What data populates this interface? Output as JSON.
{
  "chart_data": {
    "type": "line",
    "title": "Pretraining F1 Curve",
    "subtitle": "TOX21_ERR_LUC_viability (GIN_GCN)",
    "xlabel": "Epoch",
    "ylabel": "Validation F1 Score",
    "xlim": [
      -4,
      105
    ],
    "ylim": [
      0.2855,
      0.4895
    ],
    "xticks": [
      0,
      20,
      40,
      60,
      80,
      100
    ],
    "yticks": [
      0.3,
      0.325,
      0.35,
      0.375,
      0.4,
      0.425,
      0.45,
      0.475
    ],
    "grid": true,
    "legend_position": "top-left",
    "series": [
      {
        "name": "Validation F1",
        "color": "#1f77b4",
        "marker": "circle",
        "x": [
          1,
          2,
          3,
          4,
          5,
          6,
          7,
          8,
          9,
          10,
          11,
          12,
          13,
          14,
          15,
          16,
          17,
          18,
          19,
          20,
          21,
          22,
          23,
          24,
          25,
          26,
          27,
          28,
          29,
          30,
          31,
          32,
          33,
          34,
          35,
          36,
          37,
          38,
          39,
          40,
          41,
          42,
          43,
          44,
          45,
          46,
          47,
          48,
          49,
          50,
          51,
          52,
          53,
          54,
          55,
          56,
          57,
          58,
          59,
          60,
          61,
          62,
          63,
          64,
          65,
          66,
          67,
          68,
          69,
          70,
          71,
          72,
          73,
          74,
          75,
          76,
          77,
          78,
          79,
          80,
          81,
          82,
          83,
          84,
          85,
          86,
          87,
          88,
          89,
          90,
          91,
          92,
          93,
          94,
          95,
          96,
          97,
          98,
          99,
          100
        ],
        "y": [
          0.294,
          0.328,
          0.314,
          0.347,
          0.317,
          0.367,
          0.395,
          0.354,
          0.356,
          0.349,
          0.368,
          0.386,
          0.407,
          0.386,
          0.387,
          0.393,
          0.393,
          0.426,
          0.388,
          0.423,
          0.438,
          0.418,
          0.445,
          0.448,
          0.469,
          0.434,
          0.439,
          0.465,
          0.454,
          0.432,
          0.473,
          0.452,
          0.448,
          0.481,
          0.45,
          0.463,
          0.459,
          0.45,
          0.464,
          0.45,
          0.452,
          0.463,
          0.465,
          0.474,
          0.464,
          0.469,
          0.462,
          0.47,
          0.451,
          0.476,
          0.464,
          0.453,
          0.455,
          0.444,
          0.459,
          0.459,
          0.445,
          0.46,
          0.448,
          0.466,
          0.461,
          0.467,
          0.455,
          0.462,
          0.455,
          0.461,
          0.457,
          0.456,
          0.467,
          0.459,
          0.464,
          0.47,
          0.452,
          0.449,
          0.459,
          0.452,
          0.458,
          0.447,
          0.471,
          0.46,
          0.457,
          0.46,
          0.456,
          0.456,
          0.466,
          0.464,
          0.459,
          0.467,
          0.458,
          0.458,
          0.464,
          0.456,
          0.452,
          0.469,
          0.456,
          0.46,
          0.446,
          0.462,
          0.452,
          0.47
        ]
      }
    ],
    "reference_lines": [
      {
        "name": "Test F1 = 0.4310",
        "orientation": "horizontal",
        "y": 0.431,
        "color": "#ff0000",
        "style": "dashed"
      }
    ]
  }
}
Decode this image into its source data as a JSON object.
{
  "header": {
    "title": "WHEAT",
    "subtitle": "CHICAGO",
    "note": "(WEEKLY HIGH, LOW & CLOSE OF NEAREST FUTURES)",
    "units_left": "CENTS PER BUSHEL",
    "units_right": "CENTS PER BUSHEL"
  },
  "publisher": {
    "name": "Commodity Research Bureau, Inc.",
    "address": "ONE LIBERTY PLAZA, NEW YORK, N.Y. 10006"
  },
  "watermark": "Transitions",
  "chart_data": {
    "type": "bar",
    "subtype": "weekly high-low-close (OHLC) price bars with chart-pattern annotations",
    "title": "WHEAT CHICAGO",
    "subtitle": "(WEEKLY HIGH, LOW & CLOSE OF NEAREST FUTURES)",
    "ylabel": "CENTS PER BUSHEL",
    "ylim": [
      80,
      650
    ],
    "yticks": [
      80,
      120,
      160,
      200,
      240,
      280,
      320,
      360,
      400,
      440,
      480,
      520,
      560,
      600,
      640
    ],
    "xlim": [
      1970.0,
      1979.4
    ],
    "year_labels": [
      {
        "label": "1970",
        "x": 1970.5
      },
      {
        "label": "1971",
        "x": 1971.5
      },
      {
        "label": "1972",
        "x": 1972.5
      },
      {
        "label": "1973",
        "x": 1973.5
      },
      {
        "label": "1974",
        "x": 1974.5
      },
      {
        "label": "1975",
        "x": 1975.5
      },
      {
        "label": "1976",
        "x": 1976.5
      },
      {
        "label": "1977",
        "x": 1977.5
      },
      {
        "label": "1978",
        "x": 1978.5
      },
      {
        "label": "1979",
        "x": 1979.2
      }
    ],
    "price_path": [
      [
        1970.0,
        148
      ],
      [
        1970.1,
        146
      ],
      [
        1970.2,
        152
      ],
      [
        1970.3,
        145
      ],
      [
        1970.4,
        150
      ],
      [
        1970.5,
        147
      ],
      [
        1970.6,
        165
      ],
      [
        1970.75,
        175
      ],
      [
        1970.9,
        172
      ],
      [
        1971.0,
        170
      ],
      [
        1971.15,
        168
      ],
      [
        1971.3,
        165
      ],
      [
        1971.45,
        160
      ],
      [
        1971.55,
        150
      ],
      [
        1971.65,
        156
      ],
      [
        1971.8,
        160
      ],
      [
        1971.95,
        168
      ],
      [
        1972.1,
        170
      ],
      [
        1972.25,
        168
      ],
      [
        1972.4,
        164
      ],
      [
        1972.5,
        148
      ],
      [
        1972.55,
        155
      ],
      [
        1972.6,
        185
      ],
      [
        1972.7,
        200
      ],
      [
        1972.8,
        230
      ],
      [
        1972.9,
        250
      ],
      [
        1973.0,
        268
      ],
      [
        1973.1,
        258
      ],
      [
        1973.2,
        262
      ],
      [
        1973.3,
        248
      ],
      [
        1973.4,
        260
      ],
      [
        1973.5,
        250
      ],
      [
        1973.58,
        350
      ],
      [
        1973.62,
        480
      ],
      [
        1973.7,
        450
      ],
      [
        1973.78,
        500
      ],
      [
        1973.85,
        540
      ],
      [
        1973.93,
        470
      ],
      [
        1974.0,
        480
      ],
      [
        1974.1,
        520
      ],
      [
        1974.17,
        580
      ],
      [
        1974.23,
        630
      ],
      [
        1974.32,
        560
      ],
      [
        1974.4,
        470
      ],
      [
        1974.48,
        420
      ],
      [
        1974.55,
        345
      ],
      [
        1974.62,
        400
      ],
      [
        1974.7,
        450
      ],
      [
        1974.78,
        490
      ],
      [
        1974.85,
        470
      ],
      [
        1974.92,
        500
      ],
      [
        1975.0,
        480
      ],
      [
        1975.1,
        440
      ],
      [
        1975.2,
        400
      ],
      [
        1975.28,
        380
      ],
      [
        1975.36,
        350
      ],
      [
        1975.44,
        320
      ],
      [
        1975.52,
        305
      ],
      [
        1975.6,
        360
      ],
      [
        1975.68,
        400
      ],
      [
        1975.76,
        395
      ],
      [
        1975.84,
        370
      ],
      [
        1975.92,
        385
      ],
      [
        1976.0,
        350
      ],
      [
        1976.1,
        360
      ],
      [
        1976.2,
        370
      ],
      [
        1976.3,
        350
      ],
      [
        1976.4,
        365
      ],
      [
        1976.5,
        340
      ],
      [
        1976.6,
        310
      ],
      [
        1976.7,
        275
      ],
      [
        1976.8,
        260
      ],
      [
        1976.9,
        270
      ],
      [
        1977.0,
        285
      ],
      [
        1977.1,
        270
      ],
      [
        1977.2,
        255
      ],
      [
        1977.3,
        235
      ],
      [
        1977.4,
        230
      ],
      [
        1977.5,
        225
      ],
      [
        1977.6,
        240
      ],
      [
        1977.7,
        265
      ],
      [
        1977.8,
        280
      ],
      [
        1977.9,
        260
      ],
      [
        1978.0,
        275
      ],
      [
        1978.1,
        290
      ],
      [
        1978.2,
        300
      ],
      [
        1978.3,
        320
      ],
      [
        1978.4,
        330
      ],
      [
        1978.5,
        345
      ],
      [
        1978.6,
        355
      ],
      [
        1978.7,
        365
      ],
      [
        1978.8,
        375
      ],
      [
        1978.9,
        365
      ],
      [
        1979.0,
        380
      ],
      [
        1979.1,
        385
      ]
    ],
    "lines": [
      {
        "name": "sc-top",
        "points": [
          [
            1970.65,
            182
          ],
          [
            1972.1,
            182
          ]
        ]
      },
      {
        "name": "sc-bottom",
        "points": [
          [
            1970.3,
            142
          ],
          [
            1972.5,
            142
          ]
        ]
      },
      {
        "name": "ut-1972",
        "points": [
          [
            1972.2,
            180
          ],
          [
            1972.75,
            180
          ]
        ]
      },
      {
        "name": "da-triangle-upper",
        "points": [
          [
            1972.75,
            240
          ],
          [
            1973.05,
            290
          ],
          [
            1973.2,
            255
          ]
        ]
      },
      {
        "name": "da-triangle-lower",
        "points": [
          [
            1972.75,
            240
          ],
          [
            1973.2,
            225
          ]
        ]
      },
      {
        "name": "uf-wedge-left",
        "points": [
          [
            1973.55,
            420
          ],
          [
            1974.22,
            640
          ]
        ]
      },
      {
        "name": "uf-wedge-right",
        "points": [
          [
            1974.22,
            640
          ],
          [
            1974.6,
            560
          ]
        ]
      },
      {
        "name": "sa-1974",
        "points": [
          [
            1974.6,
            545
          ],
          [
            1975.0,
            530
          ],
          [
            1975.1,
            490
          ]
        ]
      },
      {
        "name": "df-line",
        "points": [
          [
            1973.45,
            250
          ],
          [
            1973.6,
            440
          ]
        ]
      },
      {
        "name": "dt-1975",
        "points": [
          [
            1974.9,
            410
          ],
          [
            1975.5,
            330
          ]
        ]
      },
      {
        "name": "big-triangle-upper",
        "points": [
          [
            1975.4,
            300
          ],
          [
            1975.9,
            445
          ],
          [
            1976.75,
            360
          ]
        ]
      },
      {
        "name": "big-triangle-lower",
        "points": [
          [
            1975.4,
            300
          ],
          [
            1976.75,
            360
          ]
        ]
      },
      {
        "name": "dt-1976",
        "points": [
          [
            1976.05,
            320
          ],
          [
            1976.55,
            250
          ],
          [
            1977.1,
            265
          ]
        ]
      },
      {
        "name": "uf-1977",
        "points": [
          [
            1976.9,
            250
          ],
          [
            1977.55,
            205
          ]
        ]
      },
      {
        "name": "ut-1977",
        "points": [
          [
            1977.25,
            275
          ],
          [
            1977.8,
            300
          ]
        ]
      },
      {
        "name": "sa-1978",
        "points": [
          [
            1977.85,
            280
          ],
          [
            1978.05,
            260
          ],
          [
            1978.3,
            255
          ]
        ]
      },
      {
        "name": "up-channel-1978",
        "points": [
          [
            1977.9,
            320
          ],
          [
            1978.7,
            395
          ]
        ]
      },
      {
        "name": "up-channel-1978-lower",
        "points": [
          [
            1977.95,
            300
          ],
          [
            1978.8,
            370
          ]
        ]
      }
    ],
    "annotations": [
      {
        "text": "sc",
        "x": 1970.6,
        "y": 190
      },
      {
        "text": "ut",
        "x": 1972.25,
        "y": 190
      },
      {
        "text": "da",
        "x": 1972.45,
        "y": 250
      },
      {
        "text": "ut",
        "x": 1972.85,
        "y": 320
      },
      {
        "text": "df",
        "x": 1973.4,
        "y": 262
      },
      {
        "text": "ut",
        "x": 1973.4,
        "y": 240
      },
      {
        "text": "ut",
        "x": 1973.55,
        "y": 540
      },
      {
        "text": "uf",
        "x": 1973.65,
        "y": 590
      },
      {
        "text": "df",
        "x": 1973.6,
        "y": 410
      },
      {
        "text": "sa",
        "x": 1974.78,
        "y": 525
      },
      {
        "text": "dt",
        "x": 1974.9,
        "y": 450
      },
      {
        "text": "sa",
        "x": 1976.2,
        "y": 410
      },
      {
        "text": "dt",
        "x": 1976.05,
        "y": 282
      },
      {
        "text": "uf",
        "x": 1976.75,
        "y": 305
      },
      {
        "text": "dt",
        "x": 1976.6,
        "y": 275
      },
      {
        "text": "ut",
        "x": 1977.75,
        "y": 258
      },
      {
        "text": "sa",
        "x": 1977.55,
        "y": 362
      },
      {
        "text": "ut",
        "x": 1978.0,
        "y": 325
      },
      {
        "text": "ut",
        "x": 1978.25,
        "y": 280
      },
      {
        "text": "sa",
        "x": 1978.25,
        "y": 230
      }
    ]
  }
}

++++++++++++++++++++

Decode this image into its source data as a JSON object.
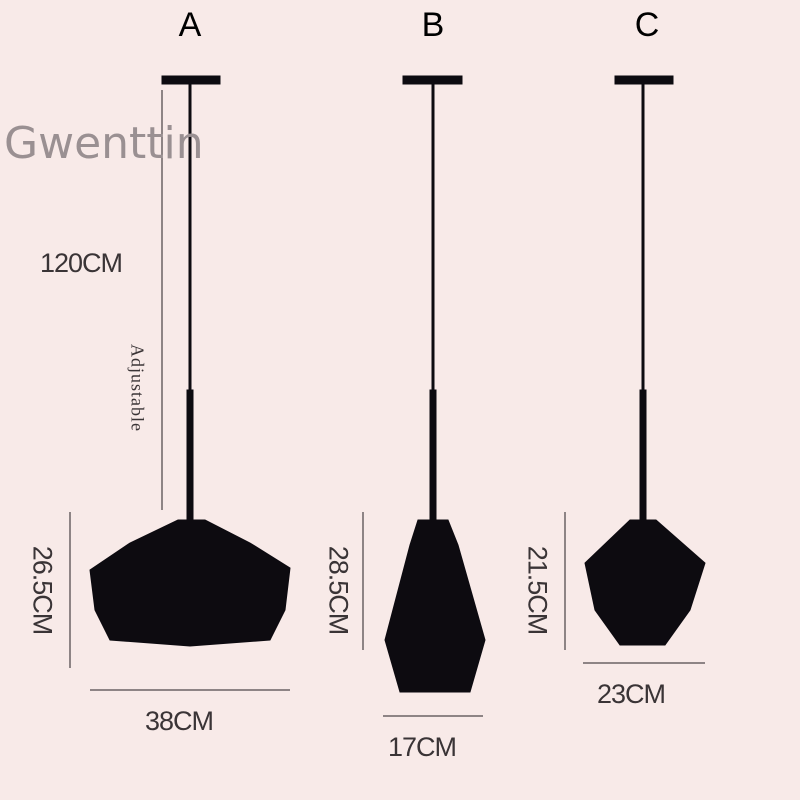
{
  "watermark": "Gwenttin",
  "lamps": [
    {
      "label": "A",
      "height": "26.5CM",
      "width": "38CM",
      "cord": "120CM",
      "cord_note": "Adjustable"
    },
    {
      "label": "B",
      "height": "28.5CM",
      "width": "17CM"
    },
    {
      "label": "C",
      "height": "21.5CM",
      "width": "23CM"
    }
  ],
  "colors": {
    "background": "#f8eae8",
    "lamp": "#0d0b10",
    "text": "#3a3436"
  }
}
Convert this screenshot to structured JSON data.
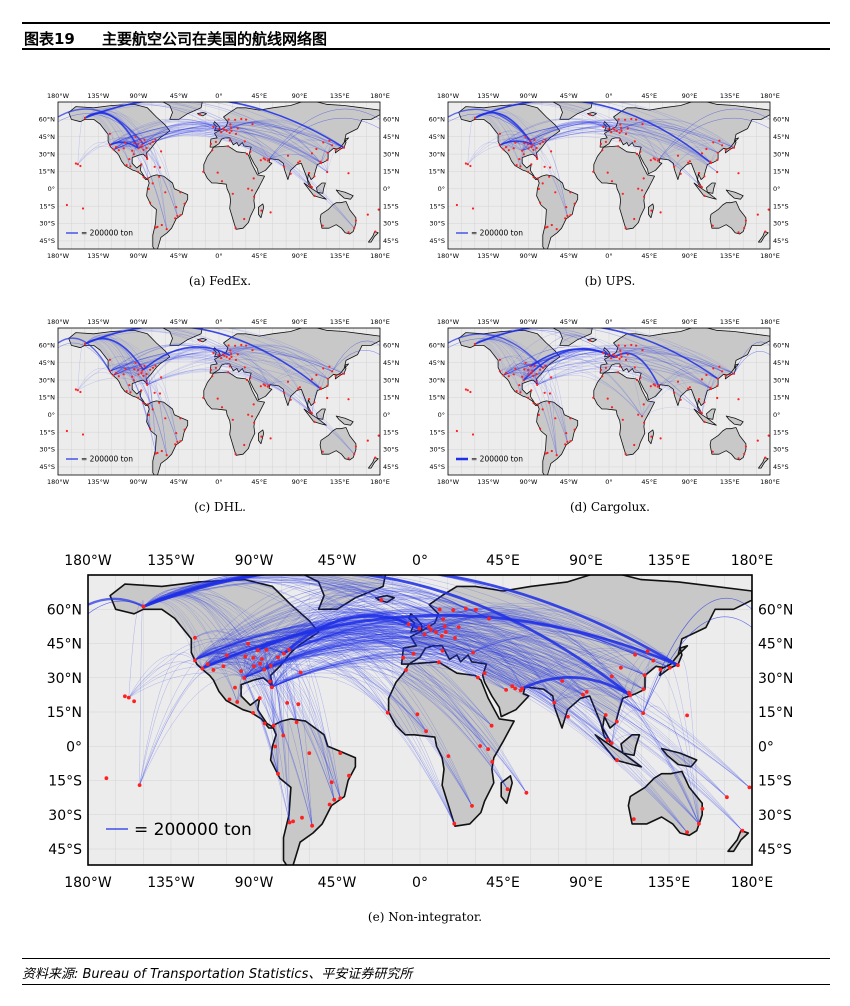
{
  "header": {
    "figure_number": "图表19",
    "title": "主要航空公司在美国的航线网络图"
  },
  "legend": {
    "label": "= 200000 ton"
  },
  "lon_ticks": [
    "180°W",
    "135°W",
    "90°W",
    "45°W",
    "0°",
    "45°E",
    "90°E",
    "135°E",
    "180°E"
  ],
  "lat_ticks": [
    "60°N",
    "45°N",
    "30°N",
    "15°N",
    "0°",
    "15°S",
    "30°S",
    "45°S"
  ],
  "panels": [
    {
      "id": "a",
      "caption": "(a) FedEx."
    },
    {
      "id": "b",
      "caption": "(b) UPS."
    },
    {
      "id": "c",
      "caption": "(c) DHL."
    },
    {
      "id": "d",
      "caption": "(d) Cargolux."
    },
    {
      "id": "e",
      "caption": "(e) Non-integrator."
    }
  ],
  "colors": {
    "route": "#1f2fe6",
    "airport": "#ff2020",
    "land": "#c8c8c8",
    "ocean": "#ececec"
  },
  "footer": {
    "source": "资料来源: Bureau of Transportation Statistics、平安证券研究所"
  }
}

++++++++++++++++++++

§ WHAT TO PRODUCE
Which lines of the material contain the string "lower"? List each of them.

§ TASK RESPONSE
        "name": "da-triangle-lower",
        "name": "big-triangle-lower",
        "name": "up-channel-1978-lower",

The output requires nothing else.